OBJECTIVE: Write out each line beneath this one exactly as it reads.

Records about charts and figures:
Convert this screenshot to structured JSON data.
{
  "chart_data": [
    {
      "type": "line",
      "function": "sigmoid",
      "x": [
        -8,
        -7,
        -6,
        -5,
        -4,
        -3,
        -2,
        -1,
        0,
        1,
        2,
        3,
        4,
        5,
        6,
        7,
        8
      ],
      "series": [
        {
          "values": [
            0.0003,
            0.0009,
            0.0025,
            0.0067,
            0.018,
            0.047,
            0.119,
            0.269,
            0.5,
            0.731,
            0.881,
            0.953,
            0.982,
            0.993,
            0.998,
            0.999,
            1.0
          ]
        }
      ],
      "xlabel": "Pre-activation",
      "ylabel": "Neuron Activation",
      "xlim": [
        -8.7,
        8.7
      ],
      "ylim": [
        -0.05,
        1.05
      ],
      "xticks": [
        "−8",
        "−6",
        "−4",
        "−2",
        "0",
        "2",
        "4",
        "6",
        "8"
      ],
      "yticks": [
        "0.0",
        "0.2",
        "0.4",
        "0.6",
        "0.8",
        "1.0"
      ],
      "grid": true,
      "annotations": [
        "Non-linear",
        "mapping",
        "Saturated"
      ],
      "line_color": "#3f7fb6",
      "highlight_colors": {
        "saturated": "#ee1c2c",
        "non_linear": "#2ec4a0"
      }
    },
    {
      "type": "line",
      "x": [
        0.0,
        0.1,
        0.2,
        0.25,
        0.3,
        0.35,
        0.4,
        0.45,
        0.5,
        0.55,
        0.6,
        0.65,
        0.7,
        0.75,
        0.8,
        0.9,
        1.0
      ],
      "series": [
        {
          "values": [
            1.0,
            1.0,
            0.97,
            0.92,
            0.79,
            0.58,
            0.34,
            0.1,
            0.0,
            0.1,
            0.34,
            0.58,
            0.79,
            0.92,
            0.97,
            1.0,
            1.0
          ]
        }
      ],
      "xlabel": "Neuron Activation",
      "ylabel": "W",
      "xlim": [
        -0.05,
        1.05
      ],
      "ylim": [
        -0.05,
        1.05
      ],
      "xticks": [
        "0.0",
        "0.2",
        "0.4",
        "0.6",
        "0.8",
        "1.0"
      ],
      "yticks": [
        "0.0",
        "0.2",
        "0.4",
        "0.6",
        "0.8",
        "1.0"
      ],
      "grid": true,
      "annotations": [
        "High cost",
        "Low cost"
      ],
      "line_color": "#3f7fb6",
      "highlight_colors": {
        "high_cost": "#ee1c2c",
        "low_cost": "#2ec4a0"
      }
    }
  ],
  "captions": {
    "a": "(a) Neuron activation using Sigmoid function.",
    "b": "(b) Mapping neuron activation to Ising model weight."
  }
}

TASK ANSWER:
Convert this screenshot to structured JSON data.
{
  "chart_data": [
    {
      "type": "line",
      "function": "sigmoid",
      "x": [
        -8,
        -7,
        -6,
        -5,
        -4,
        -3,
        -2,
        -1,
        0,
        1,
        2,
        3,
        4,
        5,
        6,
        7,
        8
      ],
      "series": [
        {
          "values": [
            0.0003,
            0.0009,
            0.0025,
            0.0067,
            0.018,
            0.047,
            0.119,
            0.269,
            0.5,
            0.731,
            0.881,
            0.953,
            0.982,
            0.993,
            0.998,
            0.999,
            1.0
          ]
        }
      ],
      "xlabel": "Pre-activation",
      "ylabel": "Neuron Activation",
      "xlim": [
        -8.7,
        8.7
      ],
      "ylim": [
        -0.05,
        1.05
      ],
      "xticks": [
        "−8",
        "−6",
        "−4",
        "−2",
        "0",
        "2",
        "4",
        "6",
        "8"
      ],
      "yticks": [
        "0.0",
        "0.2",
        "0.4",
        "0.6",
        "0.8",
        "1.0"
      ],
      "grid": true,
      "annotations": [
        "Non-linear",
        "mapping",
        "Saturated"
      ],
      "line_color": "#3f7fb6",
      "highlight_colors": {
        "saturated": "#ee1c2c",
        "non_linear": "#2ec4a0"
      }
    },
    {
      "type": "line",
      "x": [
        0.0,
        0.1,
        0.2,
        0.25,
        0.3,
        0.35,
        0.4,
        0.45,
        0.5,
        0.55,
        0.6,
        0.65,
        0.7,
        0.75,
        0.8,
        0.9,
        1.0
      ],
      "series": [
        {
          "values": [
            1.0,
            1.0,
            0.97,
            0.92,
            0.79,
            0.58,
            0.34,
            0.1,
            0.0,
            0.1,
            0.34,
            0.58,
            0.79,
            0.92,
            0.97,
            1.0,
            1.0
          ]
        }
      ],
      "xlabel": "Neuron Activation",
      "ylabel": "W",
      "xlim": [
        -0.05,
        1.05
      ],
      "ylim": [
        -0.05,
        1.05
      ],
      "xticks": [
        "0.0",
        "0.2",
        "0.4",
        "0.6",
        "0.8",
        "1.0"
      ],
      "yticks": [
        "0.0",
        "0.2",
        "0.4",
        "0.6",
        "0.8",
        "1.0"
      ],
      "grid": true,
      "annotations": [
        "High cost",
        "Low cost"
      ],
      "line_color": "#3f7fb6",
      "highlight_colors": {
        "high_cost": "#ee1c2c",
        "low_cost": "#2ec4a0"
      }
    }
  ],
  "captions": {
    "a": "(a) Neuron activation using Sigmoid function.",
    "b": "(b) Mapping neuron activation to Ising model weight."
  }
}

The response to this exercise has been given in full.